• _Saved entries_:
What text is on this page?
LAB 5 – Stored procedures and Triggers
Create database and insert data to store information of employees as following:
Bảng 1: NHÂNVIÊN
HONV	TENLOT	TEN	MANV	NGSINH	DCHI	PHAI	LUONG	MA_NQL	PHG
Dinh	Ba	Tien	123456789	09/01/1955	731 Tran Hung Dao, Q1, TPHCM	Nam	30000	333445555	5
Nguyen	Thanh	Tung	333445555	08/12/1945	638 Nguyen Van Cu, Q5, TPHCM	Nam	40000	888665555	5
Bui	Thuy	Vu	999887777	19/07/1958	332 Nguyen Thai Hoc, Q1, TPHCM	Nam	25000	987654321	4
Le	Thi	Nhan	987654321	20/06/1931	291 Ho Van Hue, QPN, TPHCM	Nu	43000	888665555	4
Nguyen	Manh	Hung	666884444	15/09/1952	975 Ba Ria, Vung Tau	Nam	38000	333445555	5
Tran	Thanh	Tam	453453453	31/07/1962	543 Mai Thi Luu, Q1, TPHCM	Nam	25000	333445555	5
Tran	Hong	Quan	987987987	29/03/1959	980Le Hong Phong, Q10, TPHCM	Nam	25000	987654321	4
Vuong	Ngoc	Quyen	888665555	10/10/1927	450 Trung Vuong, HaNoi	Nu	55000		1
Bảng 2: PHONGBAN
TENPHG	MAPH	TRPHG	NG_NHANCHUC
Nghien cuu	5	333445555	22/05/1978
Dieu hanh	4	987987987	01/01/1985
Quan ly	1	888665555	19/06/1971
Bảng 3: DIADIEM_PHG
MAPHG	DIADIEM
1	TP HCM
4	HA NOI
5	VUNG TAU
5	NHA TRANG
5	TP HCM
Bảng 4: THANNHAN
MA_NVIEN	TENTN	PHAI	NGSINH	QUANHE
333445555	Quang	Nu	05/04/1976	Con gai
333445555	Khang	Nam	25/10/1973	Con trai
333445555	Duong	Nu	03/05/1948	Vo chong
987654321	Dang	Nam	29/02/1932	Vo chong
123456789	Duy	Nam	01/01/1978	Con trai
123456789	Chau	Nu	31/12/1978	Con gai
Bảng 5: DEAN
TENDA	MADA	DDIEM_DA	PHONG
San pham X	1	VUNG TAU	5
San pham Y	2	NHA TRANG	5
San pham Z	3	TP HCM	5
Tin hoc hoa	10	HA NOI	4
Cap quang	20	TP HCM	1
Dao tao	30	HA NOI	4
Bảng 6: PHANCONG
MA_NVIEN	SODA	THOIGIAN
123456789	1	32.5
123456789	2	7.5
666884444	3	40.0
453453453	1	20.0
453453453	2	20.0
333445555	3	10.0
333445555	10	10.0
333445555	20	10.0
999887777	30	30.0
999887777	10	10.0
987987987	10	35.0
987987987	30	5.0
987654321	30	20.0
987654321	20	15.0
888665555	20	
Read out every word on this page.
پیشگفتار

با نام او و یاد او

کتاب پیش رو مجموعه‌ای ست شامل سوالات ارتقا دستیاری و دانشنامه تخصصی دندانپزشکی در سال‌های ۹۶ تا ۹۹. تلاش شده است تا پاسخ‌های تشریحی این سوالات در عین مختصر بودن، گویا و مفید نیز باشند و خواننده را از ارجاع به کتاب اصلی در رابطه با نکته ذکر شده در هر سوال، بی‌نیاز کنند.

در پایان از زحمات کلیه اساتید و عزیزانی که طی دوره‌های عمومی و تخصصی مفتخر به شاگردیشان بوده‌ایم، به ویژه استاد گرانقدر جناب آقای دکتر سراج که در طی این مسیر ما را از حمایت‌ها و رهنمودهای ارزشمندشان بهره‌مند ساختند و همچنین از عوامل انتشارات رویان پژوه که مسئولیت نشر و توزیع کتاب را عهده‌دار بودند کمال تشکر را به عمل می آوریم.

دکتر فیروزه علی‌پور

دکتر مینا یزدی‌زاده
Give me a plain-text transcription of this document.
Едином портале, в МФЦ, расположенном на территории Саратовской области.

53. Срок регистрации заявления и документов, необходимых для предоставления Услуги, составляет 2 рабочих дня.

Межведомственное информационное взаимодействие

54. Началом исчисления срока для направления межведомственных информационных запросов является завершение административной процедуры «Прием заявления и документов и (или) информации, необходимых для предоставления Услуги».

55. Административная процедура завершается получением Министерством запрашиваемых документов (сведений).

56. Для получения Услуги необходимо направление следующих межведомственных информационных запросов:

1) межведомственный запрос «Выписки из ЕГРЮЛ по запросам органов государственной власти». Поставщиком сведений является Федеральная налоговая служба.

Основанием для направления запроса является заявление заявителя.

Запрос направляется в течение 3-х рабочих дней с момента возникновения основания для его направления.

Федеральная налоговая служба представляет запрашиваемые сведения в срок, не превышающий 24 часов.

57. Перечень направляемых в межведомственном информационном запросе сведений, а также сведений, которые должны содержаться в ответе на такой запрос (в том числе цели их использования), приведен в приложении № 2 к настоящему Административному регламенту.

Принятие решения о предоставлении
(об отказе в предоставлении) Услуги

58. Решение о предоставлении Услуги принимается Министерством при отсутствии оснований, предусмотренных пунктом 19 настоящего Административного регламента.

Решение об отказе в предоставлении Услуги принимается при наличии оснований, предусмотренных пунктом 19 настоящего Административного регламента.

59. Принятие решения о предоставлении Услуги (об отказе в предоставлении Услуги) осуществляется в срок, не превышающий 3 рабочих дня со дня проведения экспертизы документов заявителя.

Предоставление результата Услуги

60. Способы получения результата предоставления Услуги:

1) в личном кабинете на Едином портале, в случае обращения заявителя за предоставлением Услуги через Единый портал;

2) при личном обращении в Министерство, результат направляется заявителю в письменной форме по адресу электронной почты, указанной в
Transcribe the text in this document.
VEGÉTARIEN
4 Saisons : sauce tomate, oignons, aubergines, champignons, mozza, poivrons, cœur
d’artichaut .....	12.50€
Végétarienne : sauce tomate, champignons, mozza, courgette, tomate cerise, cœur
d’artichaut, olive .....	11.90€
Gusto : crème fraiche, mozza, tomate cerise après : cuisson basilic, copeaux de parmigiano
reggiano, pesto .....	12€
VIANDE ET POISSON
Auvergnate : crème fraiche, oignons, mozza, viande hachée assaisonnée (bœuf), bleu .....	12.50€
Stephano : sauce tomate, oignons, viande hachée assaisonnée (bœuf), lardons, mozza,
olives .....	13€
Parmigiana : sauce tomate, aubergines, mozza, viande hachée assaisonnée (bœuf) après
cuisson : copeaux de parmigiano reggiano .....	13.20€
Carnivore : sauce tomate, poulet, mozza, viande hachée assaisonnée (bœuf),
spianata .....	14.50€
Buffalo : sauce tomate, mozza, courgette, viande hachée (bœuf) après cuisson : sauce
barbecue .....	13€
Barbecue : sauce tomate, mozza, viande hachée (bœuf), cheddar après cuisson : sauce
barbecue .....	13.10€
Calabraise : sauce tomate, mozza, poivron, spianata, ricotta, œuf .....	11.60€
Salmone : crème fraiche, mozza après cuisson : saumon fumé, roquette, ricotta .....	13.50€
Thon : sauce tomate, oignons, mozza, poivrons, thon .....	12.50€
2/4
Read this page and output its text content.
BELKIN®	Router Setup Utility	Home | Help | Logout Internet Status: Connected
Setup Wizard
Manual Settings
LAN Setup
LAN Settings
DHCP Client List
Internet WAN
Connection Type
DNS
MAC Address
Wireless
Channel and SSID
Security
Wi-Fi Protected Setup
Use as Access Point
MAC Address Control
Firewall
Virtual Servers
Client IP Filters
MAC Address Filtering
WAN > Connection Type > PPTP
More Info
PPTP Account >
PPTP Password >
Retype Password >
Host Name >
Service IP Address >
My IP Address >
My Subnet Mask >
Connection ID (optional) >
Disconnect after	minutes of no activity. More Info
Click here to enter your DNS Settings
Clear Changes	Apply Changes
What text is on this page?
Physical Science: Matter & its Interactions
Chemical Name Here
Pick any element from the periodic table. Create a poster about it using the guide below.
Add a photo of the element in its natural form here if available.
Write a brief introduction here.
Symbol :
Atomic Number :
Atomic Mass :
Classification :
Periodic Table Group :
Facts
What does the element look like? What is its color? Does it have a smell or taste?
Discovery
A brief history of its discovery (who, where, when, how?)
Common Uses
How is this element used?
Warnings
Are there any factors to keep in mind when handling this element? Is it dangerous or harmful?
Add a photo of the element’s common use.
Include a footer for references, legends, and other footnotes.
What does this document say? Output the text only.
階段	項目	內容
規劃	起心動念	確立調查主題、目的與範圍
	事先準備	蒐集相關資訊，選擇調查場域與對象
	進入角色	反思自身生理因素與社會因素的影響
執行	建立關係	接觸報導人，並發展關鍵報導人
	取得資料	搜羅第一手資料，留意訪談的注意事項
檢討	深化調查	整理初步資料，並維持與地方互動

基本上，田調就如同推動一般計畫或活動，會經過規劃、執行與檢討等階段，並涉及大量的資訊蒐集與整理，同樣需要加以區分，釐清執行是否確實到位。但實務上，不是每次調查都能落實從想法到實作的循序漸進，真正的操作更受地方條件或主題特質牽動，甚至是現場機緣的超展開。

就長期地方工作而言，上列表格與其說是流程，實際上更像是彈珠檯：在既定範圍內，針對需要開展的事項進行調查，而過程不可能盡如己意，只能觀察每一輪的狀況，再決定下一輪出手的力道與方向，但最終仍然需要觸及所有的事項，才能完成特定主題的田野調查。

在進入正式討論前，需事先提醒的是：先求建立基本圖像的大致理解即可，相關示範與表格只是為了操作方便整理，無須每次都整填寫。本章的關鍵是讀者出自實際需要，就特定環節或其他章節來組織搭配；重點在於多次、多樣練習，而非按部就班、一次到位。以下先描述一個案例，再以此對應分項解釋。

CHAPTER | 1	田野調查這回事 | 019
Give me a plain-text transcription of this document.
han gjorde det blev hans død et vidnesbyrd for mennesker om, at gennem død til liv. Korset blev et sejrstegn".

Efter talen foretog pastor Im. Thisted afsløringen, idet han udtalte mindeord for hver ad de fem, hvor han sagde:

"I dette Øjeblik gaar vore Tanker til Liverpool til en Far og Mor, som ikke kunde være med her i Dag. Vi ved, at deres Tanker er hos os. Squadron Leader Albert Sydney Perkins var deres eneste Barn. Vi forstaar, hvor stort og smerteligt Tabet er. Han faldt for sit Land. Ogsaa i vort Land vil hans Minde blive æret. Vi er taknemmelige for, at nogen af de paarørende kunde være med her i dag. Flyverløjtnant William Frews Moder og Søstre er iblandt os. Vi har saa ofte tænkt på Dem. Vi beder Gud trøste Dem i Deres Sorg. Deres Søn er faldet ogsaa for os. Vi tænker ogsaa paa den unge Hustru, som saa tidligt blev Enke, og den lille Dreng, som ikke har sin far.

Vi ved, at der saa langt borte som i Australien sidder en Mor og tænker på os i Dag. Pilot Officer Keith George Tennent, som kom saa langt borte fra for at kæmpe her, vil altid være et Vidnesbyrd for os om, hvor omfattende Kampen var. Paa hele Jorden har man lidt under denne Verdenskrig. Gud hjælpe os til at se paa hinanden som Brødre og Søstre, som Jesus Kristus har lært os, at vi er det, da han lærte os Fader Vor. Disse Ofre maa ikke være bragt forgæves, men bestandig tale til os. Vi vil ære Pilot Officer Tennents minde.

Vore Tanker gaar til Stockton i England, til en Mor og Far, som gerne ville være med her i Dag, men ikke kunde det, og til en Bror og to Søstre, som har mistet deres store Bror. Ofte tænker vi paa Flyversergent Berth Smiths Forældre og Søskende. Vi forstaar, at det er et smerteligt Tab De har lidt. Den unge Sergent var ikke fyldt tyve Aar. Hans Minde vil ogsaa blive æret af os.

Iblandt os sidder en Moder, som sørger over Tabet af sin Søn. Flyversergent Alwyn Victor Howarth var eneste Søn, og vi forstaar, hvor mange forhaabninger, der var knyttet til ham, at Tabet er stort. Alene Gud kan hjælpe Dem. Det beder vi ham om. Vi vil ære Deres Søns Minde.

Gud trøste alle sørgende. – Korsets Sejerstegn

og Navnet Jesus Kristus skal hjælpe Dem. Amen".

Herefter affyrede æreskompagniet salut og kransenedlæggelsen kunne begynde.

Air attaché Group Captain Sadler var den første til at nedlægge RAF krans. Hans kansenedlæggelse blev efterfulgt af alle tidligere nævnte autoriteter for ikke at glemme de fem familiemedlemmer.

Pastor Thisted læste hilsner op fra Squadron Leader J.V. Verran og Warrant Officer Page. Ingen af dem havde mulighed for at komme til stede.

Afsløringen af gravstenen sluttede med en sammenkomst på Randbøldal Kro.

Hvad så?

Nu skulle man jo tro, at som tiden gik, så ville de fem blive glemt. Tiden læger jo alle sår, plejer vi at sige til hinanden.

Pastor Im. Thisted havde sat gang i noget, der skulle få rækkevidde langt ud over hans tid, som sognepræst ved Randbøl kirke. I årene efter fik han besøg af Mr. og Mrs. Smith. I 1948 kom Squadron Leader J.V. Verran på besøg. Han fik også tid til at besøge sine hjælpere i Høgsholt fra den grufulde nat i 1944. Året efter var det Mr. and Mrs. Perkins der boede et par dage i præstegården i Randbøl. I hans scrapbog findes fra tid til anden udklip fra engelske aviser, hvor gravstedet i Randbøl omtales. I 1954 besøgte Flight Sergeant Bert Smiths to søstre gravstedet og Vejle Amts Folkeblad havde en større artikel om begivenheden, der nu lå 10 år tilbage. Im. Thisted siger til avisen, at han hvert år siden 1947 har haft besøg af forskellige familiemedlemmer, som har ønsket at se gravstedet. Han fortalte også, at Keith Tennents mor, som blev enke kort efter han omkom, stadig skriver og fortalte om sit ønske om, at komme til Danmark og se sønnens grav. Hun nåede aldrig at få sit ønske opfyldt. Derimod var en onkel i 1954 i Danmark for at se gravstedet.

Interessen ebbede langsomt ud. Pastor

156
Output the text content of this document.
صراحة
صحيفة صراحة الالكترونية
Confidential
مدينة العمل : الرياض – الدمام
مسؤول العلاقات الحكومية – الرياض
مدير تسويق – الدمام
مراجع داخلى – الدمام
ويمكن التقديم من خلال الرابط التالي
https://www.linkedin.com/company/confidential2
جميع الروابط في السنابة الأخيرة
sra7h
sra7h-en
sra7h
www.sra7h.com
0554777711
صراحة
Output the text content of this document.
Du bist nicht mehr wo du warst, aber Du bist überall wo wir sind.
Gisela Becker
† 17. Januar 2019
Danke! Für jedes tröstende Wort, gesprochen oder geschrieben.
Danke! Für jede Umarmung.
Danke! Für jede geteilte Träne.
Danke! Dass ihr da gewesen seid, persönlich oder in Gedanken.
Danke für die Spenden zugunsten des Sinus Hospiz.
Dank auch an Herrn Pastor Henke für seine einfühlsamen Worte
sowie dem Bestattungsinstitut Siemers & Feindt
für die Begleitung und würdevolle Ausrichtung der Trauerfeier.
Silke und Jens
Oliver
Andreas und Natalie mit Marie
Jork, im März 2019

• _Goal_:
Show every line of the records above that contains the word "результата".

• _Solution for this task_:
Предоставление результата Услуги
60. Способы получения результата предоставления Услуги:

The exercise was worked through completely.